Element and region listing —

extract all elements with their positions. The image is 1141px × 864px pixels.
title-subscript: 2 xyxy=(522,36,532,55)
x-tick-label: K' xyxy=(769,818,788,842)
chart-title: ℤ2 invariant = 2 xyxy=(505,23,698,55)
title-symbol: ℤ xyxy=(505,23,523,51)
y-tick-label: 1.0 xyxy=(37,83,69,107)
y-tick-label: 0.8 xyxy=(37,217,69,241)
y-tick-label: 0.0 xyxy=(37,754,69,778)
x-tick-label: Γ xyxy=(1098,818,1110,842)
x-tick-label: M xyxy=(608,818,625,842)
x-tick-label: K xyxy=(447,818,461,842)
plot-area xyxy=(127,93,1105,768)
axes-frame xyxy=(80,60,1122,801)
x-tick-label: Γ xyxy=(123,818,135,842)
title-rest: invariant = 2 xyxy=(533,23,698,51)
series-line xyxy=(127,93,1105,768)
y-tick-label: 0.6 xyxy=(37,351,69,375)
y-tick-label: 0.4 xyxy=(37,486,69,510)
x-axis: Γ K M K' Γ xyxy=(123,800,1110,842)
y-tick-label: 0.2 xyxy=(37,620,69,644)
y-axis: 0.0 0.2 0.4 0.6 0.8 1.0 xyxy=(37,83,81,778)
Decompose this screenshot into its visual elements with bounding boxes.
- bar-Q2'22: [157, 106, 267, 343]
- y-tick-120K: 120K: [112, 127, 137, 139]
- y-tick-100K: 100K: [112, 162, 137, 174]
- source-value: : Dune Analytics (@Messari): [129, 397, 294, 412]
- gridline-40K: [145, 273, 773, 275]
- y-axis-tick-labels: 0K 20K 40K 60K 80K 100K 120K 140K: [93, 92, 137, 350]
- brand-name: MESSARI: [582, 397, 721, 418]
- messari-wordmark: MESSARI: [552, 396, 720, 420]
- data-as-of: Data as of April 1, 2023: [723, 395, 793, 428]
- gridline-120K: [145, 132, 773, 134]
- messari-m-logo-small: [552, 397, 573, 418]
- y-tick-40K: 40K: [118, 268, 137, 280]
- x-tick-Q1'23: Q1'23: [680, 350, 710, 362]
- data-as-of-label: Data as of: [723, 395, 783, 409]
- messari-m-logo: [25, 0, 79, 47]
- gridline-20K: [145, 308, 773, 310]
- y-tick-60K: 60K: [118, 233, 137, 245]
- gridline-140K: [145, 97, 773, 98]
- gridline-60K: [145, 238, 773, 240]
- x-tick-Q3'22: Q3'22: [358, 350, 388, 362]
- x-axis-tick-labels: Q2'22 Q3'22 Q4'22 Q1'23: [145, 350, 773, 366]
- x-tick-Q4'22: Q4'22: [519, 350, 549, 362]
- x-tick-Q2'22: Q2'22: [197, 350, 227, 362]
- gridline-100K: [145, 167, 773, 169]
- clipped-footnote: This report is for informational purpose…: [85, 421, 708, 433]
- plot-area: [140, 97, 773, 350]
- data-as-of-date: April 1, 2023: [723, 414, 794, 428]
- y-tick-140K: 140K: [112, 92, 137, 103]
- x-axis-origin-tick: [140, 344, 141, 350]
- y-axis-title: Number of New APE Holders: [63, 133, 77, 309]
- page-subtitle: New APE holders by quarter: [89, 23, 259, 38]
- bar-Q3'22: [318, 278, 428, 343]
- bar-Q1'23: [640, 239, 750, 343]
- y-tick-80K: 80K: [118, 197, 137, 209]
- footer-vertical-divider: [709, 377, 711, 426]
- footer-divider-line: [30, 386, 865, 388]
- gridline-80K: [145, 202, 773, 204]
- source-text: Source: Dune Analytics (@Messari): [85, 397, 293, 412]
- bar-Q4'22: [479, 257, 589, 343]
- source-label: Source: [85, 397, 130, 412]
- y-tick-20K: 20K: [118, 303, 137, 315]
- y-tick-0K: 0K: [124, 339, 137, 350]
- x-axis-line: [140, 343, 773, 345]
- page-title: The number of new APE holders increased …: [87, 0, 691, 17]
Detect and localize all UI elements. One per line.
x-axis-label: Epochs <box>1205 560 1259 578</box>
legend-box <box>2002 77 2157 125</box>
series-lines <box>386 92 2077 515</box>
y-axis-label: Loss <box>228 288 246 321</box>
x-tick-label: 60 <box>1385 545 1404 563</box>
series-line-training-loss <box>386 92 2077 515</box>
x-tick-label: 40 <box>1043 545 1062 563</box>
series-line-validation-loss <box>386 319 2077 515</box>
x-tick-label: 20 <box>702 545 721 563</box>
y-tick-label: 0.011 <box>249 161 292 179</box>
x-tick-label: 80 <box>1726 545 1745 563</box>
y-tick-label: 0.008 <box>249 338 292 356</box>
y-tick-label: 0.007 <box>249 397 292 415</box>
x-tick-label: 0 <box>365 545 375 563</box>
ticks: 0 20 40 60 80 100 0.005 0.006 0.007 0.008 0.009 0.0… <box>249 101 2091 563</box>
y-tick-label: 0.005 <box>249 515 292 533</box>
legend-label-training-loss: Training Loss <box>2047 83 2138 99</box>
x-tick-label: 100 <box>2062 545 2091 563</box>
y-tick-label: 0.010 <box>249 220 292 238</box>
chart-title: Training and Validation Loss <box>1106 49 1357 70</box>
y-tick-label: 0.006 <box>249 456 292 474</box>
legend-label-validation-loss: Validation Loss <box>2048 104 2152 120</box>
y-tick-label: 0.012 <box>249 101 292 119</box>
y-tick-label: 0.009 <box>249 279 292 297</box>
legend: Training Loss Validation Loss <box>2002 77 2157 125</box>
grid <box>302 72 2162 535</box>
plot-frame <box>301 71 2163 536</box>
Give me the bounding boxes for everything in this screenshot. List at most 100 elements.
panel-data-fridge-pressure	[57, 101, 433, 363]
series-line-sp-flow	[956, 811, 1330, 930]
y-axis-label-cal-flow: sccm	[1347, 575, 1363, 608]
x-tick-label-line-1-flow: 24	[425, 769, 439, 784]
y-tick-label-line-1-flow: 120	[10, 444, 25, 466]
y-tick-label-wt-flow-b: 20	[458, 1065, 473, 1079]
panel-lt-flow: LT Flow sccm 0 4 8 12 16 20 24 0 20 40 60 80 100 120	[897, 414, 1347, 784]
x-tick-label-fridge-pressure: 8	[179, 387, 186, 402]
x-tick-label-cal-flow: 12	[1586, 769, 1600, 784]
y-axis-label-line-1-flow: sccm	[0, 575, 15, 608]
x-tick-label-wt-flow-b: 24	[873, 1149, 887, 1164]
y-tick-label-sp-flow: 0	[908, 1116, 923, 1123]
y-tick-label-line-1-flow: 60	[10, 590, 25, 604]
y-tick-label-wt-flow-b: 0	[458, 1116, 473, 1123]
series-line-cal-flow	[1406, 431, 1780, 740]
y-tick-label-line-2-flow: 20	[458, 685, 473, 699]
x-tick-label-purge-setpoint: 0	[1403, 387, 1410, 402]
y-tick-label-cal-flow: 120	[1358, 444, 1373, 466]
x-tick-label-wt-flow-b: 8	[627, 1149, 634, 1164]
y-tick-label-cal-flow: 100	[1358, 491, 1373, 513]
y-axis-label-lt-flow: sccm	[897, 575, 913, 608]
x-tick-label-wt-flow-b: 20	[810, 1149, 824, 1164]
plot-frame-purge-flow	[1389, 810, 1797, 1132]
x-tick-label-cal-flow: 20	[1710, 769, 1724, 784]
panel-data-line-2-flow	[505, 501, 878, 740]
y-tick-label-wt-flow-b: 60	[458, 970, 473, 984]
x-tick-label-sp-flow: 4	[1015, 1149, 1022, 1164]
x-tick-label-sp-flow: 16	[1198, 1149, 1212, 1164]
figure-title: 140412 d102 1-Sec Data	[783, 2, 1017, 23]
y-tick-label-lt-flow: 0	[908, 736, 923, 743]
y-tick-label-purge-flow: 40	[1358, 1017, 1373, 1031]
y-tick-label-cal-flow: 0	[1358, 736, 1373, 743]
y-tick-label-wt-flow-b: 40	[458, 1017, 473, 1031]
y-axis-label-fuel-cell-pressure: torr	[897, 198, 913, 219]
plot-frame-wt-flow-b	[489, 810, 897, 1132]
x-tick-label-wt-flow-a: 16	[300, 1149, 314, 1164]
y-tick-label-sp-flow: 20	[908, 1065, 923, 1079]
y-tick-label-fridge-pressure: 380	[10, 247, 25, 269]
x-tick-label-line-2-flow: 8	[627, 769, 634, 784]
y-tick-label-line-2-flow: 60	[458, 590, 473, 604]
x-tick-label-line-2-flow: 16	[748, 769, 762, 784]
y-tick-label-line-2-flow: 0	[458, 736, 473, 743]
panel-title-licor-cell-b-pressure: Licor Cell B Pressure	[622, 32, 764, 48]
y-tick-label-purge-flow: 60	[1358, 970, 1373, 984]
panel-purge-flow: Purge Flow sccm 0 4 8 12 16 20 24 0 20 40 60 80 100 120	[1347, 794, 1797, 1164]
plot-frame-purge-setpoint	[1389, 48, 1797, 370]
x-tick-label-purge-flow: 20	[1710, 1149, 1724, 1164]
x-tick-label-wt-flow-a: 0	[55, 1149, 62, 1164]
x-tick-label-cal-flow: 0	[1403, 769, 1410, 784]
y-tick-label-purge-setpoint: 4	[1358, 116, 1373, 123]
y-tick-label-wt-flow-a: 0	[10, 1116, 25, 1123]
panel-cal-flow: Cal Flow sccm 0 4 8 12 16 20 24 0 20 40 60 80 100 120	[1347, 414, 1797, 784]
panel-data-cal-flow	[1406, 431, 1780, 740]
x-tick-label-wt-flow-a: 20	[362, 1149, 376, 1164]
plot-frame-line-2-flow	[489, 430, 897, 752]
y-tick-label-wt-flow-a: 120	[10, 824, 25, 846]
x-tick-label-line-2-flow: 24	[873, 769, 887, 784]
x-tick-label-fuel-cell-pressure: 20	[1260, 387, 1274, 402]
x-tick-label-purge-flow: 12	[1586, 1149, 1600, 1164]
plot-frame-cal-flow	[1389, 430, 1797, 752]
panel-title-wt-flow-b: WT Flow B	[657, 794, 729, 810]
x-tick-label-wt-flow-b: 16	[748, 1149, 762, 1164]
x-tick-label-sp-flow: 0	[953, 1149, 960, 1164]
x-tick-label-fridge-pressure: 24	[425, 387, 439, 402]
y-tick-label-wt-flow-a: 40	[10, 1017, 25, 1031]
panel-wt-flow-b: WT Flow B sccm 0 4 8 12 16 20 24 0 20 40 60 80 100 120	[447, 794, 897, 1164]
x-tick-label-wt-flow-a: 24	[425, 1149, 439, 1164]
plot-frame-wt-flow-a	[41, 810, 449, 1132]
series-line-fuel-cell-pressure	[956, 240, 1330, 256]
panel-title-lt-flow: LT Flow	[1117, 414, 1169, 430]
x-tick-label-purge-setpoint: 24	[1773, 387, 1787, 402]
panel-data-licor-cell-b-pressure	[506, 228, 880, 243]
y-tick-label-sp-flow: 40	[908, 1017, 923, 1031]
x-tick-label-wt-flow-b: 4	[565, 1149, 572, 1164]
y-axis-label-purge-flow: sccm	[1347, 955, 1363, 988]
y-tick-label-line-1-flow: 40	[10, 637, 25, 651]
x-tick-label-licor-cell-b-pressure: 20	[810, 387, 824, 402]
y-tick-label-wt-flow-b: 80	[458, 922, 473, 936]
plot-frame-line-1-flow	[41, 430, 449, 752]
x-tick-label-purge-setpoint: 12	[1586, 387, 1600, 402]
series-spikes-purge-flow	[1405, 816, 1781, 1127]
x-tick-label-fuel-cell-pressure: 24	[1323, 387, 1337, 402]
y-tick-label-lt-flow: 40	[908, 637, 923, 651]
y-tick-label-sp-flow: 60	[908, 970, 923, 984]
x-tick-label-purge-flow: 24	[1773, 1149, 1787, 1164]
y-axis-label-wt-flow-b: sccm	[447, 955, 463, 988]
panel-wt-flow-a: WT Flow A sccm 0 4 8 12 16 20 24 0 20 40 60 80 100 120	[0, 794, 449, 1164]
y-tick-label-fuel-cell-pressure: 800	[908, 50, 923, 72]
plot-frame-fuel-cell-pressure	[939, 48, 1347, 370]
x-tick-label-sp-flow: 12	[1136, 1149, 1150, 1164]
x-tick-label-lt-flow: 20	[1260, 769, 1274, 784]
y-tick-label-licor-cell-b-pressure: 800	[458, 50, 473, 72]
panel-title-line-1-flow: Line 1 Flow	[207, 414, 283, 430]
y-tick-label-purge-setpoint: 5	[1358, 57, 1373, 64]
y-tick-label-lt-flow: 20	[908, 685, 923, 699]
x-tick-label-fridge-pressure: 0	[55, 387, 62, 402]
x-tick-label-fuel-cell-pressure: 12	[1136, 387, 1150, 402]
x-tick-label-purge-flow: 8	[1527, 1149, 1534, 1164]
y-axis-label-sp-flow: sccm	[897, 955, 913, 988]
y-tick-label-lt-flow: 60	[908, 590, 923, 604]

INSTRUCTIONS TO FOLLOW —
Copy out the lines of the listing verbatim, beginning with its first line and stopping after the line that contains "- source-value: : Dune". Include both of those lines and nothing past them.

EXERCISE OUTPUT —
extract all elements with their positions. The image is 1141px × 864px pixels.
title-subscript: 2 xyxy=(522,36,532,55)
x-tick-label: K' xyxy=(769,818,788,842)
chart-title: ℤ2 invariant = 2 xyxy=(505,23,698,55)
title-symbol: ℤ xyxy=(505,23,523,51)
y-tick-label: 1.0 xyxy=(37,83,69,107)
y-tick-label: 0.8 xyxy=(37,217,69,241)
y-tick-label: 0.0 xyxy=(37,754,69,778)
x-tick-label: Γ xyxy=(1098,818,1110,842)
x-tick-label: M xyxy=(608,818,625,842)
x-tick-label: K xyxy=(447,818,461,842)
plot-area xyxy=(127,93,1105,768)
axes-frame xyxy=(80,60,1122,801)
x-tick-label: Γ xyxy=(123,818,135,842)
title-rest: invariant = 2 xyxy=(533,23,698,51)
series-line xyxy=(127,93,1105,768)
y-tick-label: 0.6 xyxy=(37,351,69,375)
y-tick-label: 0.4 xyxy=(37,486,69,510)
x-axis: Γ K M K' Γ xyxy=(123,800,1110,842)
y-tick-label: 0.2 xyxy=(37,620,69,644)
y-axis: 0.0 0.2 0.4 0.6 0.8 1.0 xyxy=(37,83,81,778)
Decompose this screenshot into its visual elements with bounding boxes.
- bar-Q2'22: [157, 106, 267, 343]
- y-tick-120K: 120K: [112, 127, 137, 139]
- y-tick-100K: 100K: [112, 162, 137, 174]
- source-value: : Dune Analytics (@Messari): [129, 397, 294, 412]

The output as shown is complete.